» Set problem
Locate the word "text" in the material, then show every line that holds it.

» Exercise inputs
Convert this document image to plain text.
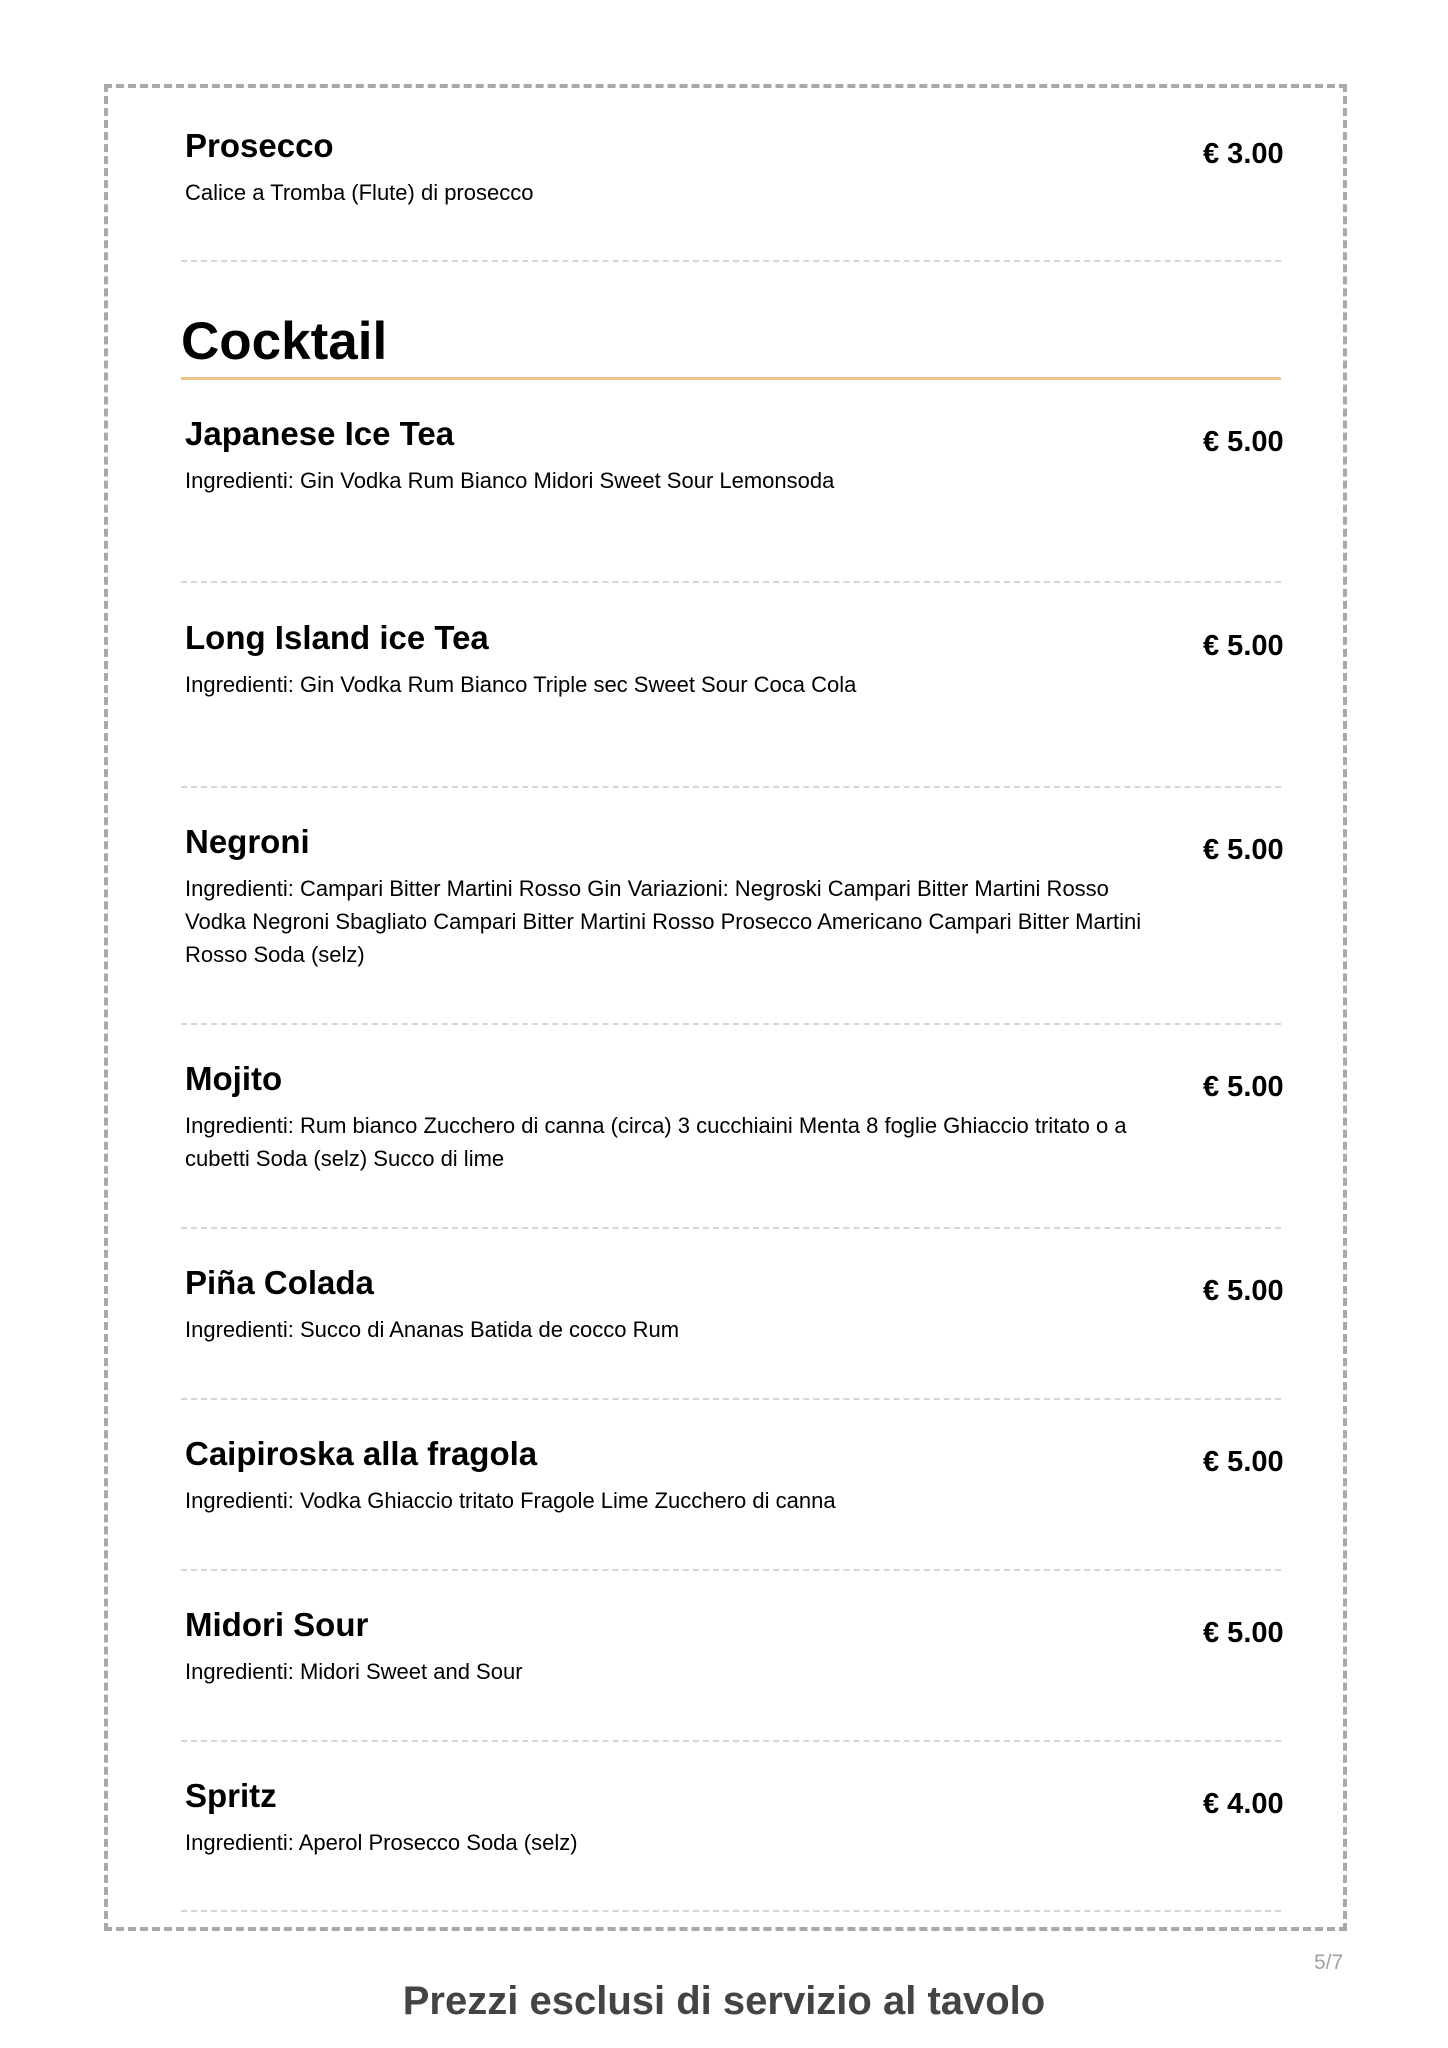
Prosecco	€ 3.00
Calice a Tromba (Flute) di prosecco
Cocktail
Japanese Ice Tea	€ 5.00
Ingredienti: Gin Vodka Rum Bianco Midori Sweet Sour Lemonsoda
Long Island ice Tea	€ 5.00
Ingredienti: Gin Vodka Rum Bianco Triple sec Sweet Sour Coca Cola
Negroni	€ 5.00
Ingredienti: Campari Bitter Martini Rosso Gin Variazioni: Negroski Campari Bitter Martini Rosso Vodka Negroni Sbagliato Campari Bitter Martini Rosso Prosecco Americano Campari Bitter Martini Rosso Soda (selz)
Mojito	€ 5.00
Ingredienti: Rum bianco Zucchero di canna (circa) 3 cucchiaini Menta 8 foglie Ghiaccio tritato o a cubetti Soda (selz) Succo di lime
Piña Colada	€ 5.00
Ingredienti: Succo di Ananas Batida de cocco Rum
Caipiroska alla fragola	€ 5.00
Ingredienti: Vodka Ghiaccio tritato Fragole Lime Zucchero di canna
Midori Sour	€ 5.00
Ingredienti: Midori Sweet and Sour
Spritz	€ 4.00
Ingredienti: Aperol Prosecco Soda (selz)
5/7
Prezzi esclusi di servizio al tavolo
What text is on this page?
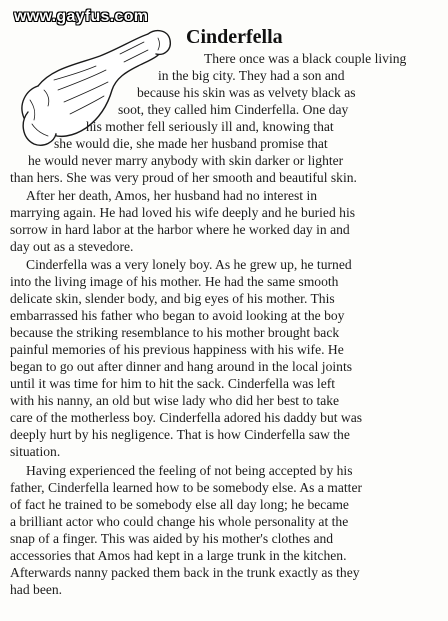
www.gayfus.com
Cinderfella
There once was a black couple living
in the big city. They had a son and
because his skin was as velvety black as
soot, they called him Cinderfella. One day
his mother fell seriously ill and, knowing that
she would die, she made her husband promise that
he would never marry anybody with skin darker or lighter
than hers. She was very proud of her smooth and beautiful skin.
After her death, Amos, her husband had no interest in
marrying again. He had loved his wife deeply and he buried his
sorrow in hard labor at the harbor where he worked day in and
day out as a stevedore.
Cinderfella was a very lonely boy. As he grew up, he turned
into the living image of his mother. He had the same smooth
delicate skin, slender body, and big eyes of his mother. This
embarrassed his father who began to avoid looking at the boy
because the striking resemblance to his mother brought back
painful memories of his previous happiness with his wife. He
began to go out after dinner and hang around in the local joints
until it was time for him to hit the sack. Cinderfella was left
with his nanny, an old but wise lady who did her best to take
care of the motherless boy. Cinderfella adored his daddy but was
deeply hurt by his negligence. That is how Cinderfella saw the
situation.
Having experienced the feeling of not being accepted by his
father, Cinderfella learned how to be somebody else. As a matter
of fact he trained to be somebody else all day long; he became
a brilliant actor who could change his whole personality at the
snap of a finger. This was aided by his mother's clothes and
accessories that Amos had kept in a large trunk in the kitchen.
Afterwards nanny packed them back in the trunk exactly as they
had been.
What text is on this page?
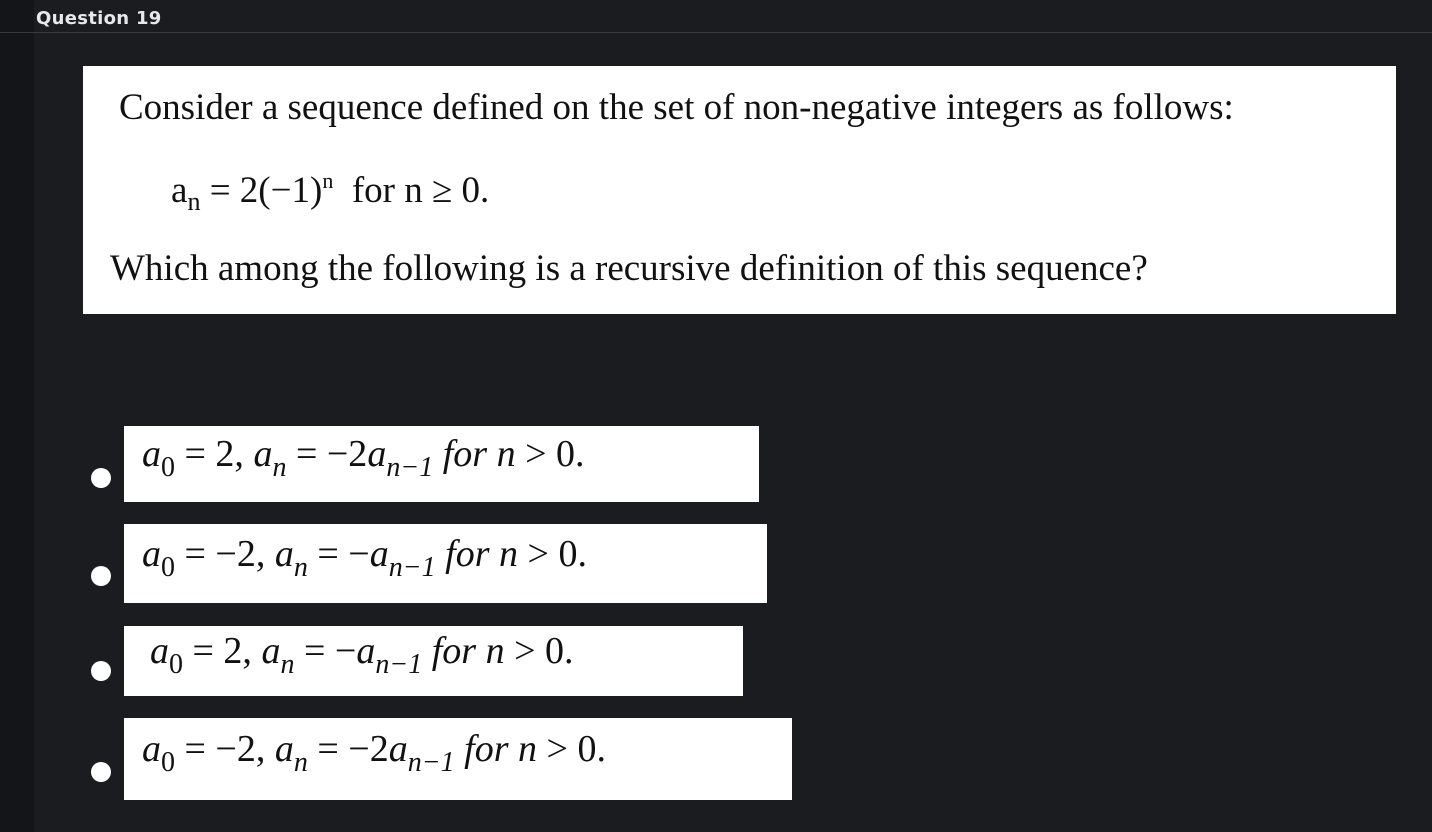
Question 19
Consider a sequence defined on the set of non-negative integers as follows:
$a_n = 2(-1)^n$  for n ≥ 0.
Which among the following is a recursive definition of this sequence?
$a_0 = 2$, $a_n = -2a_{n-1}$ for n > 0.
$a_0 = -2$, $a_n = -a_{n-1}$ for n > 0.
$a_0 = 2$, $a_n = -a_{n-1}$ for n > 0.
$a_0 = -2$, $a_n = -2a_{n-1}$ for n > 0.
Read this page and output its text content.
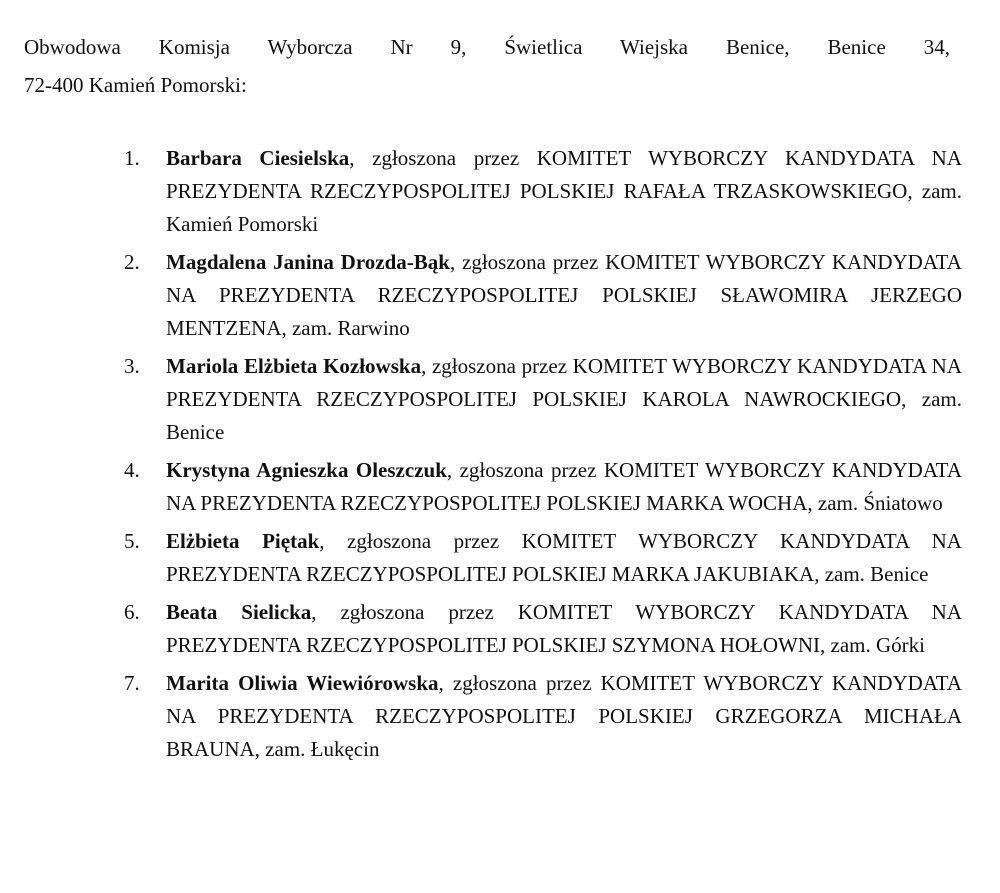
Obwodowa Komisja Wyborcza Nr 9, Świetlica Wiejska Benice, Benice 34,
72-400 Kamień Pomorski:

1.	Barbara Ciesielska, zgłoszona przez KOMITET WYBORCZY KANDYDATA NA PREZYDENTA RZECZYPOSPOLITEJ POLSKIEJ RAFAŁA TRZASKOWSKIEGO, zam. Kamień Pomorski
2.	Magdalena Janina Drozda-Bąk, zgłoszona przez KOMITET WYBORCZY KANDYDATA NA PREZYDENTA RZECZYPOSPOLITEJ POLSKIEJ SŁAWOMIRA JERZEGO MENTZENA, zam. Rarwino
3.	Mariola Elżbieta Kozłowska, zgłoszona przez KOMITET WYBORCZY KANDYDATA NA PREZYDENTA RZECZYPOSPOLITEJ POLSKIEJ KAROLA NAWROCKIEGO, zam. Benice
4.	Krystyna Agnieszka Oleszczuk, zgłoszona przez KOMITET WYBORCZY KANDYDATA NA PREZYDENTA RZECZYPOSPOLITEJ POLSKIEJ MARKA WOCHA, zam. Śniatowo
5.	Elżbieta Piętak, zgłoszona przez KOMITET WYBORCZY KANDYDATA NA PREZYDENTA RZECZYPOSPOLITEJ POLSKIEJ MARKA JAKUBIAKA, zam. Benice
6.	Beata Sielicka, zgłoszona przez KOMITET WYBORCZY KANDYDATA NA PREZYDENTA RZECZYPOSPOLITEJ POLSKIEJ SZYMONA HOŁOWNI, zam. Górki
7.	Marita Oliwia Wiewiórowska, zgłoszona przez KOMITET WYBORCZY KANDYDATA NA PREZYDENTA RZECZYPOSPOLITEJ POLSKIEJ GRZEGORZA MICHAŁA BRAUNA, zam. Łukęcin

» Solution
Convert this document image to plain text.
What text is on this page?
What text is on this page?
Read this page and output its text content.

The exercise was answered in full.